▶ WHAT THE EXERCISE ASKS: Find the number of lines containing the string "SORTANT" in the data. Answer with the number by itself.

▶ MATERIAL FOR THIS EXERCISE:
=-=-=-=-=

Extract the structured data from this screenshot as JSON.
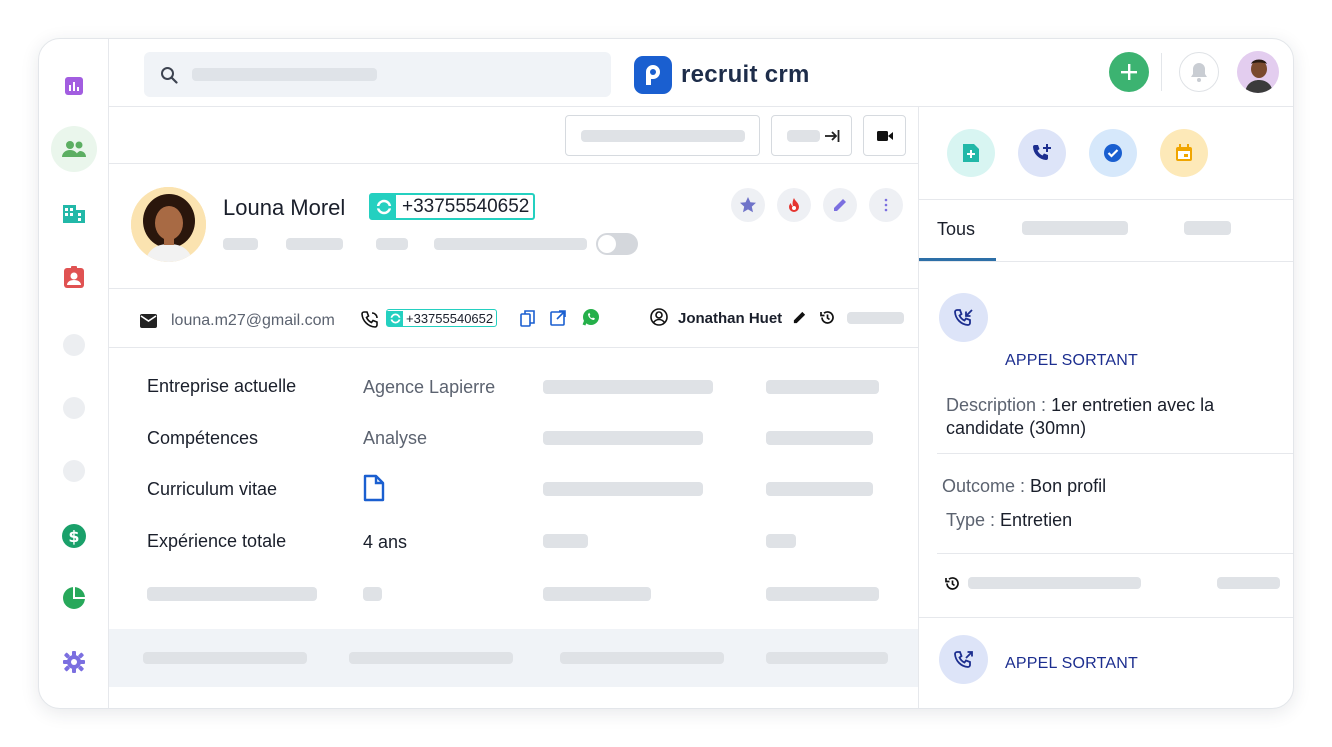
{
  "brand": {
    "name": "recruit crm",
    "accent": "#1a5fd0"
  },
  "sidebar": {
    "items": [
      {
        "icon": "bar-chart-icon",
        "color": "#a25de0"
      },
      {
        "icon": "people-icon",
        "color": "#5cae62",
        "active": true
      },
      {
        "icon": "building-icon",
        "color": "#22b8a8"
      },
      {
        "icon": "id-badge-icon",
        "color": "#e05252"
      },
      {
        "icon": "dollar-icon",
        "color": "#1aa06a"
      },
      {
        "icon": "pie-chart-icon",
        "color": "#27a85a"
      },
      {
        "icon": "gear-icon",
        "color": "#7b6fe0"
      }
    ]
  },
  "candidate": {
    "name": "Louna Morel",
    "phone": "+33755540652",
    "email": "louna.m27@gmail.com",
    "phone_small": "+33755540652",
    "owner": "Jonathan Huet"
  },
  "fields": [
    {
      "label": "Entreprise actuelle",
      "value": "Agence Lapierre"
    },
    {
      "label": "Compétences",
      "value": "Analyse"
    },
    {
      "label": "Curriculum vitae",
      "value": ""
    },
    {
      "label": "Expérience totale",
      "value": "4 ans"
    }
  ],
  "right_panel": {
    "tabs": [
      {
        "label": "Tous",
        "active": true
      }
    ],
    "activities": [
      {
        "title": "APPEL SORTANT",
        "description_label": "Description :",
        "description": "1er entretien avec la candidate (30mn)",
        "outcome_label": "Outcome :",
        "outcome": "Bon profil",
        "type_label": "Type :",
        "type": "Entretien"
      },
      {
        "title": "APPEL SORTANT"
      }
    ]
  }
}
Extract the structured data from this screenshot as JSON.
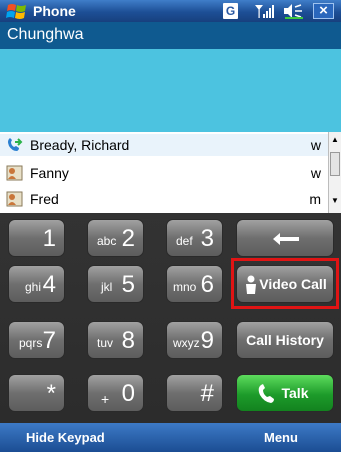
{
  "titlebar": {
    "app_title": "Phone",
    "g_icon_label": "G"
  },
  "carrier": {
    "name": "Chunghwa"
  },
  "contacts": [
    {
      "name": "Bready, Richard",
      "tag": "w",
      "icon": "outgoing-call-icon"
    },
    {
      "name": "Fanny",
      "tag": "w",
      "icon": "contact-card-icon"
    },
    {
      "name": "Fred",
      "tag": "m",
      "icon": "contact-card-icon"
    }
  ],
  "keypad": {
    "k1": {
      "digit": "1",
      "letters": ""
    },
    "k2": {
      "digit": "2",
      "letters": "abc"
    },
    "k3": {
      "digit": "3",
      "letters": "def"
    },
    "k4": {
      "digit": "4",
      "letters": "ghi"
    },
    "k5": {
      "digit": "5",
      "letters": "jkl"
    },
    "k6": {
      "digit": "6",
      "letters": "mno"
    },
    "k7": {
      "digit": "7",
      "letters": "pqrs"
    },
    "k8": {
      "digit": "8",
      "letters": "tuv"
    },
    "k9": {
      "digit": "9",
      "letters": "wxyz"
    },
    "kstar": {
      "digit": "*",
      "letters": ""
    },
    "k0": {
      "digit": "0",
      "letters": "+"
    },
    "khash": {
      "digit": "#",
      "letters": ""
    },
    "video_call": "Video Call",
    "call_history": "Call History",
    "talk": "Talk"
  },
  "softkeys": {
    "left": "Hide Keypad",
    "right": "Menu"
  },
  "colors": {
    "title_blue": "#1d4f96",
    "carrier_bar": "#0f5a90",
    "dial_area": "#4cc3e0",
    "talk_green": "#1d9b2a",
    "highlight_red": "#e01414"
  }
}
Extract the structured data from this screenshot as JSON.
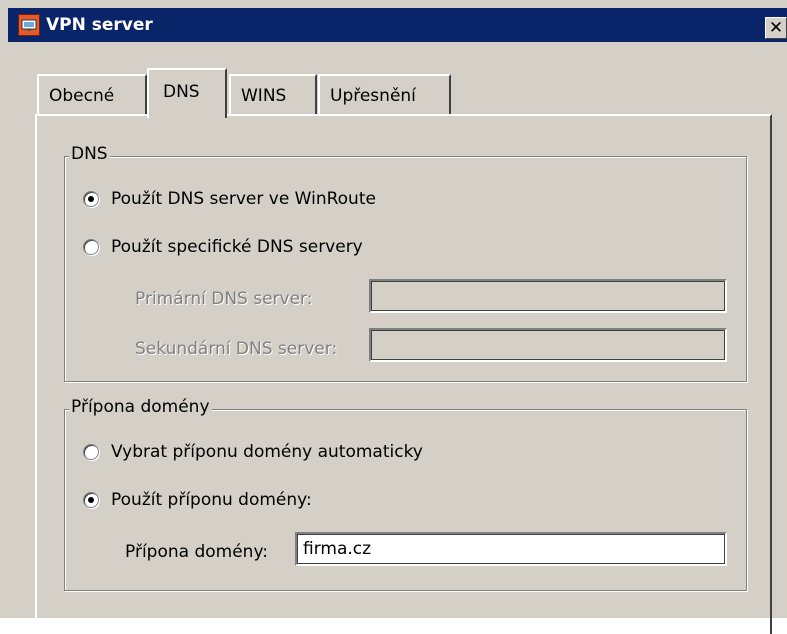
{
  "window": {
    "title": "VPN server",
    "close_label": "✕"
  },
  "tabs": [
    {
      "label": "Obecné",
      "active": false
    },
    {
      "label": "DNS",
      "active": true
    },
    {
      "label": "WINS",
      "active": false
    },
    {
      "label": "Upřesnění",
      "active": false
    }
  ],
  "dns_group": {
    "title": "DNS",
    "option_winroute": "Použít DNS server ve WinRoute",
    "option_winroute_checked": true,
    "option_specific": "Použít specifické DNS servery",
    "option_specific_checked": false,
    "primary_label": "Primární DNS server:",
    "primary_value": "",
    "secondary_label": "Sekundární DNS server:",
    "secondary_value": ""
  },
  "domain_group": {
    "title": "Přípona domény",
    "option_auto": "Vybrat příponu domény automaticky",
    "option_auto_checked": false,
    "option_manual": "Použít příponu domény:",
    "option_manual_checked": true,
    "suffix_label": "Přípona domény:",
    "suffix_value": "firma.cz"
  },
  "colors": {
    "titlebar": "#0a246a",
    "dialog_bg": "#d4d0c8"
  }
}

=-=-=-=-=

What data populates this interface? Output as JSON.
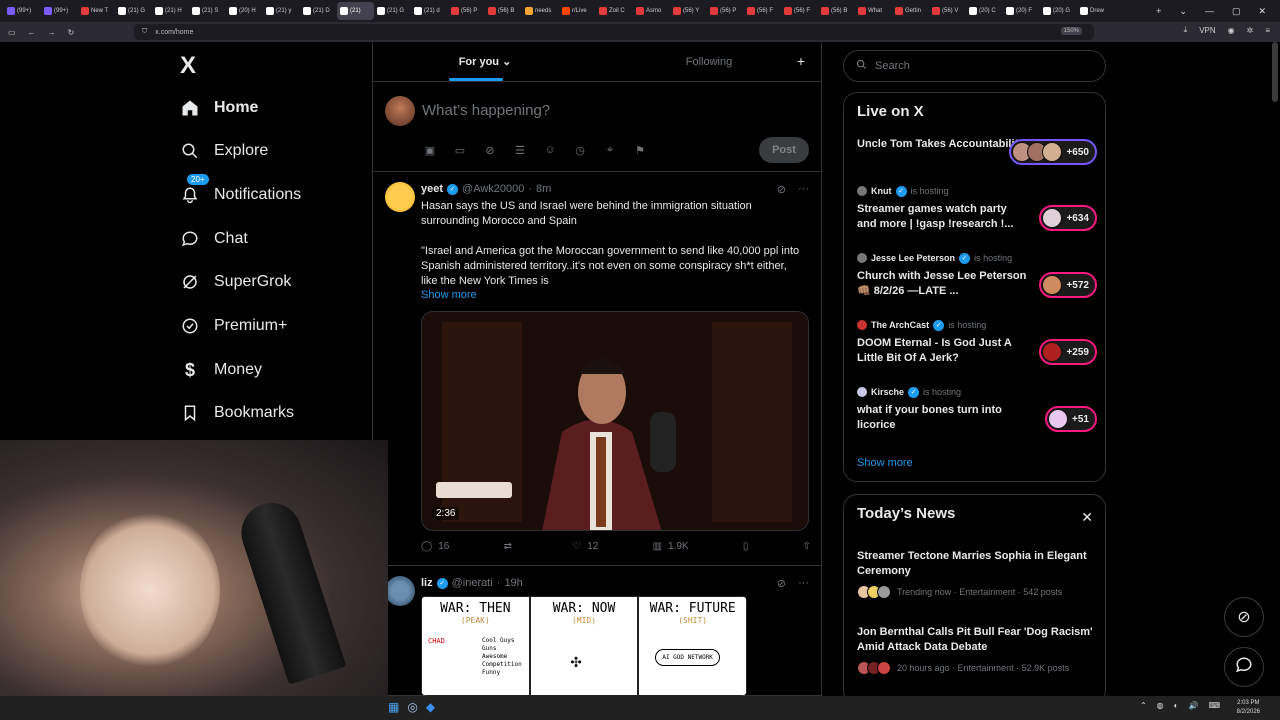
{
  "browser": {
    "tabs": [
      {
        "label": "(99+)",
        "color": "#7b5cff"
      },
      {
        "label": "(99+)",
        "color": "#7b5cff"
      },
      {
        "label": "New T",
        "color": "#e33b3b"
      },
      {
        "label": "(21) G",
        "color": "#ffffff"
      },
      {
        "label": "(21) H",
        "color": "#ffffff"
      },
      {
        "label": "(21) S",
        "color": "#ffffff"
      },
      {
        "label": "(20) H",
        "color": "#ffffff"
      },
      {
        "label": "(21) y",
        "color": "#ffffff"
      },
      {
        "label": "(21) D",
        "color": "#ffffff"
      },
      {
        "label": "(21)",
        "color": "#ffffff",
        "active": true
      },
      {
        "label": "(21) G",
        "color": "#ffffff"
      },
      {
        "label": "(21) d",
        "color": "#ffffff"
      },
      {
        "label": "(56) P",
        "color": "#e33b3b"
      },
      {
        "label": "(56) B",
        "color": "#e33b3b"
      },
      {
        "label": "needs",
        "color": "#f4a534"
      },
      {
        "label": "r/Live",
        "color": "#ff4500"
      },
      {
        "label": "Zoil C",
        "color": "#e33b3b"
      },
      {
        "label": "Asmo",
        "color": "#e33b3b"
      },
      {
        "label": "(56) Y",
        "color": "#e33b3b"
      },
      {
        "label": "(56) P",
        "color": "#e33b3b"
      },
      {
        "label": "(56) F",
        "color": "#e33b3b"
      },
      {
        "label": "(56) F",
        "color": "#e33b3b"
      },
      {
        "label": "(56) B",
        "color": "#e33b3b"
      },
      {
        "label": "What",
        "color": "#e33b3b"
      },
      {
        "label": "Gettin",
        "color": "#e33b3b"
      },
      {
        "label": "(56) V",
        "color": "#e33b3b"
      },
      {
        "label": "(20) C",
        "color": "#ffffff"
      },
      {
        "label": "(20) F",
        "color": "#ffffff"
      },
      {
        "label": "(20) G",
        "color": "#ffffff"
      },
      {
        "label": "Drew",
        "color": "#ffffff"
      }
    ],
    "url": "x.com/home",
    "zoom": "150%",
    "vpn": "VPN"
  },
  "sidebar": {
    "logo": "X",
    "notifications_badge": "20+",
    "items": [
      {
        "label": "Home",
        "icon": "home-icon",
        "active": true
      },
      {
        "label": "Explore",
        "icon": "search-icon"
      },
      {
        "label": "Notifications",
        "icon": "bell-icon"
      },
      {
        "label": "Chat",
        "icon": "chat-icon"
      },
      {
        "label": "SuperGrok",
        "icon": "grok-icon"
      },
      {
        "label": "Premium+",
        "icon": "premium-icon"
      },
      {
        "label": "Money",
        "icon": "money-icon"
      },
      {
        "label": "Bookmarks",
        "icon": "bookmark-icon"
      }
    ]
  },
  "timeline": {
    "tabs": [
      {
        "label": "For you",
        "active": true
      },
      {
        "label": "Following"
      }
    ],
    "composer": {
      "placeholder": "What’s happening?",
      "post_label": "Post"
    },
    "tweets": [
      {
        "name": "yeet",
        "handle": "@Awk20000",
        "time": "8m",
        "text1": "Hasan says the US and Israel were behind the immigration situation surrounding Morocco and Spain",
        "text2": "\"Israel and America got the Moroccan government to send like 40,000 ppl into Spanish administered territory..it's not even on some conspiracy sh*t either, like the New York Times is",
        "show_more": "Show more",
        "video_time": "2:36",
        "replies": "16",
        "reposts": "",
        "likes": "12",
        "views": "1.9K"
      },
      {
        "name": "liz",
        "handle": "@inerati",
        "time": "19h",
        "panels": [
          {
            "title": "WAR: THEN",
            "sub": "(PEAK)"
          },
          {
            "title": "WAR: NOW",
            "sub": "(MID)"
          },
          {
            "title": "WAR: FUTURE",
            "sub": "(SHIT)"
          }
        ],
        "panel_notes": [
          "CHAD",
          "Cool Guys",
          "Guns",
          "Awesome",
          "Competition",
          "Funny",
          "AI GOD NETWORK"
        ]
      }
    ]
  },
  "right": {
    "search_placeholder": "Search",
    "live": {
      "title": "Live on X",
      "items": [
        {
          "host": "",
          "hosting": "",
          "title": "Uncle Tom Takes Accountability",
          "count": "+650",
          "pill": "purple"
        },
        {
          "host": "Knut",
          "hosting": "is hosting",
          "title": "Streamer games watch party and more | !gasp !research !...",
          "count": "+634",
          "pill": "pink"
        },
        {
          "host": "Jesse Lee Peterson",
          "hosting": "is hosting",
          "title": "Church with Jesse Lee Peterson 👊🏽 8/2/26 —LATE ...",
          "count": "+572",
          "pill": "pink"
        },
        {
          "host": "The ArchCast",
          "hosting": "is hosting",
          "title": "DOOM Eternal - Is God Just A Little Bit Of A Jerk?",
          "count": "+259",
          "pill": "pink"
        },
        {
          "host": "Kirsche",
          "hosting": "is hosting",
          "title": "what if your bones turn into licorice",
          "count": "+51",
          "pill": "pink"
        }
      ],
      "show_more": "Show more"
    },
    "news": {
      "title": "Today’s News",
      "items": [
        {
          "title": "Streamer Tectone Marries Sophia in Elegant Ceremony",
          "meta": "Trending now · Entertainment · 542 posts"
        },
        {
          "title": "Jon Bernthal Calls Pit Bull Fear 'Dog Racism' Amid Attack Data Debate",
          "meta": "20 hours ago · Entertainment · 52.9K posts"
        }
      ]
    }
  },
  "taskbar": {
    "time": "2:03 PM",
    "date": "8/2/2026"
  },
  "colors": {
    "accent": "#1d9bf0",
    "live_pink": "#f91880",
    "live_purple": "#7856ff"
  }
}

=-=-=-=-=

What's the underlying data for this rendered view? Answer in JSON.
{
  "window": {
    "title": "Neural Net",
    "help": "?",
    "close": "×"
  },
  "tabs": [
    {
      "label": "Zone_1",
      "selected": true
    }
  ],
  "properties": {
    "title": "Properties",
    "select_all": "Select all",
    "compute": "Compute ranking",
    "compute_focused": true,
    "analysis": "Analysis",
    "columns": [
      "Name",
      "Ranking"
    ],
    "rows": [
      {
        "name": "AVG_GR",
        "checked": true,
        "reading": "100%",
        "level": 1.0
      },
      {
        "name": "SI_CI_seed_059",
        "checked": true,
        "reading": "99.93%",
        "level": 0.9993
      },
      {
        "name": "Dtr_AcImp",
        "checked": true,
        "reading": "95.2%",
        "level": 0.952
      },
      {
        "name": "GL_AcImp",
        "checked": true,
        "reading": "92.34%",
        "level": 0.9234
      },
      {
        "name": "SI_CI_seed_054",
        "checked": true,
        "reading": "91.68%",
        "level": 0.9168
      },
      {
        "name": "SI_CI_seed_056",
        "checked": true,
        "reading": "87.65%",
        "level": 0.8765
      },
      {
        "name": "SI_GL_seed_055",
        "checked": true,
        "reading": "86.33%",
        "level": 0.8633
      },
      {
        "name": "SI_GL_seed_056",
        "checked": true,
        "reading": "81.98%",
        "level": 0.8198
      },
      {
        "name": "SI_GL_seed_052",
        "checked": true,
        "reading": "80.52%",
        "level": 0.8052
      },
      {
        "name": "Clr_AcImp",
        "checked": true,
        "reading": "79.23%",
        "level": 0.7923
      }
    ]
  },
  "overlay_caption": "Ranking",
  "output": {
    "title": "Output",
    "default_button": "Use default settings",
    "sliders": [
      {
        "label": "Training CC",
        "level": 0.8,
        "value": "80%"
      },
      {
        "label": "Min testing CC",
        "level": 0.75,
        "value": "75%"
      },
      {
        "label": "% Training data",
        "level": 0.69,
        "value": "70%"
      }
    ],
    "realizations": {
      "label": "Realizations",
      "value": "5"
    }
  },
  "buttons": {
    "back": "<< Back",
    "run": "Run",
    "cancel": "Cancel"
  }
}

=-=-=-=-=

▶ COMPLETE OUTPUT: 2